Model and Loss Graphs

The graphs in hippynn are divided into two conceptual domains, that of the model, and that of the loss.

One reason for this is to cleanly separate what the model predicts from the true values in the database. Another reason is to support the separate evaluation of the training loss with all of the other metrics we may wish to report about the model, in the ‘validation loss’.

The distinction can be explicitly made by accessing the .pred or .true attributes of a Node. .pred corresponds to a predicted computation from the model. .true is the corresponding value in the database. This value is found by looking at the db_name string. name of the Node.

It is usually sufficient to begin forming a loss graph using the static method of_node:

from hippynn.graphs import loss
mae_energy = loss.MAELoss.of_node(molecule_energy)

This is actually equivalent to the more verbose:

mae_energy = loss.MAELoss(molecule_energy.pred,molecule_energy.true)

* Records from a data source
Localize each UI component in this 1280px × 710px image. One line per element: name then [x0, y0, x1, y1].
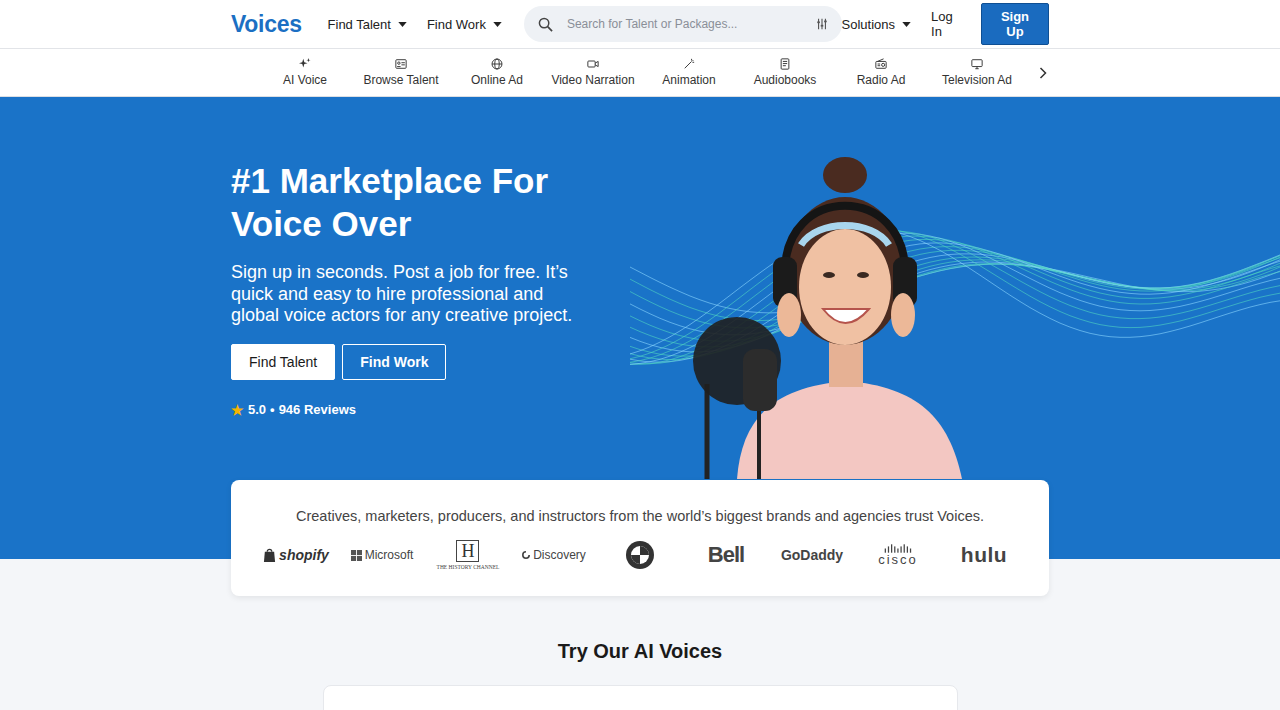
ai-section-title: Try Our AI Voices	[0, 640, 1280, 663]
nav-menu[interactable]: Find Work	[427, 17, 502, 32]
hero-title: #1 Marketplace ForVoice Over	[231, 159, 611, 245]
shopify-bag-icon	[263, 548, 276, 563]
logo[interactable]: Voices	[231, 11, 328, 38]
browse-icon	[395, 58, 407, 70]
signup-button[interactable]: Sign Up	[981, 3, 1049, 45]
cisco-bars-icon	[884, 544, 912, 553]
filter-icon[interactable]	[816, 18, 828, 30]
brand-logos: shopifyMicrosoftHTHE HISTORY CHANNELDisc…	[247, 538, 1033, 572]
brand-logo: Bell	[683, 538, 769, 572]
category-item[interactable]: Browse Talent	[353, 58, 449, 87]
search-field[interactable]	[524, 6, 842, 42]
brand-logo: Discovery	[511, 538, 597, 572]
category-item[interactable]: Audiobooks	[737, 58, 833, 87]
brand-logo: cisco	[855, 538, 941, 572]
hero-subtitle: Sign up in seconds. Post a job for free.…	[231, 262, 611, 327]
brands-card: Creatives, marketers, producers, and ins…	[231, 480, 1049, 596]
nav-menu[interactable]: Find Talent	[328, 17, 407, 32]
brand-logo: Microsoft	[339, 538, 425, 572]
brand-logo: HTHE HISTORY CHANNEL	[425, 538, 511, 572]
hero-button[interactable]: Find Talent	[231, 344, 335, 380]
solutions-menu[interactable]: Solutions	[842, 17, 911, 32]
tv-icon	[971, 58, 983, 70]
video-icon	[587, 58, 599, 70]
search-input[interactable]	[565, 16, 804, 32]
radio-icon	[875, 58, 887, 70]
category-item[interactable]: Video Narration	[545, 58, 641, 87]
wand-icon	[683, 58, 695, 70]
search-icon	[538, 17, 553, 32]
hero-buttons: Find TalentFind Work	[231, 344, 611, 380]
caret-icon	[902, 22, 911, 27]
ai-icon	[299, 58, 311, 70]
nav-right: Solutions Log In Sign Up	[842, 3, 1049, 45]
brand-logo	[597, 538, 683, 572]
discovery-globe-icon	[522, 551, 530, 559]
chevron-right-icon[interactable]	[1039, 67, 1047, 79]
category-item[interactable]: Animation	[641, 58, 737, 87]
category-item[interactable]: Television Ad	[929, 58, 1025, 87]
brand-logo: shopify	[253, 538, 339, 572]
category-item[interactable]: Radio Ad	[833, 58, 929, 87]
rating[interactable]: ★5.0•946 Reviews	[231, 402, 611, 418]
caret-icon	[398, 22, 407, 27]
top-nav: VoicesFind Talent Find Work Solutions Log I…	[0, 0, 1280, 49]
brand-logo: GoDaddy	[769, 538, 855, 572]
ai-voices-card	[323, 685, 958, 710]
category-bar: AI VoiceBrowse TalentOnline AdVideo Narr…	[0, 49, 1280, 97]
microsoft-squares-icon	[351, 550, 362, 561]
brand-logo: hulu	[941, 538, 1027, 572]
category-item[interactable]: AI Voice	[257, 58, 353, 87]
globe-icon	[491, 58, 503, 70]
category-item[interactable]: Online Ad	[449, 58, 545, 87]
book-icon	[779, 58, 791, 70]
page: VoicesFind TalentFind WorkSolutionsLog I…	[0, 0, 1280, 710]
star-icon: ★	[231, 402, 244, 418]
hero-photo	[677, 149, 977, 479]
hero-button[interactable]: Find Work	[342, 344, 446, 380]
caret-icon	[493, 22, 502, 27]
brands-text: Creatives, marketers, producers, and ins…	[247, 508, 1033, 524]
bmw-roundel-icon	[625, 540, 655, 570]
login-link[interactable]: Log In	[931, 9, 965, 39]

* Required work
[a] Write out every line of Python code that appears in the text on hippynn model and loss graphs.
[b] Carry on the text on hippynn model and loss graphs from its last line.
The data bear no relation to the text on hippynn model and loss graphs.

* Results of the exercise
[a]
from hippynn.graphs import loss
mae_energy = loss.MAELoss.of_node(molecule_energy)
mae_energy = loss.MAELoss(molecule_energy.pred,molecule_energy.true)

[b]
It is possible to manually specify computations in the loss graph, rather than the model graph. However, this is not recommended, because in order to ensure correct statistics, validation losses are applied to the model outputs of an entire validation subset. For example, the mean of the RMSE of a set of batches is not equal to the RMSE of all the points in the batches viewed as a single batch. To deal with this larger size, during validation, the model outputs are detached from autograd and accumulated on the CPU. Then the validation loss graphs is applied to the entire set of data. This is not typically expensive so long as the loss graph does not contain any complex operatinos. But one could desire to do some forms of post-processing in the loss graph. For example, calculating the per-atom energy in the loss can be accomplished as follows:

from hippynn.graphs import physics
pred_per_atom = physics.PerAtom("PeratomPredicted",(molecule_energy.pred,species.true))
true_per_atom = physics.PerAtom("PeratomTrue",(molecule_energy.true,species.true))
mae_per_atom = loss.MAELoss(pred_per_atom,true_per_atom)

It is, however, perhaps simpler to pre-calculate the per atom-energy in the database, and and make it a model output:

en_per_atom = physics.PerAtom("EnPerAtom",molecule_energy,db_name='EpA')
mae_per_atom = loss.MAELoss.of_node(en_per_atom)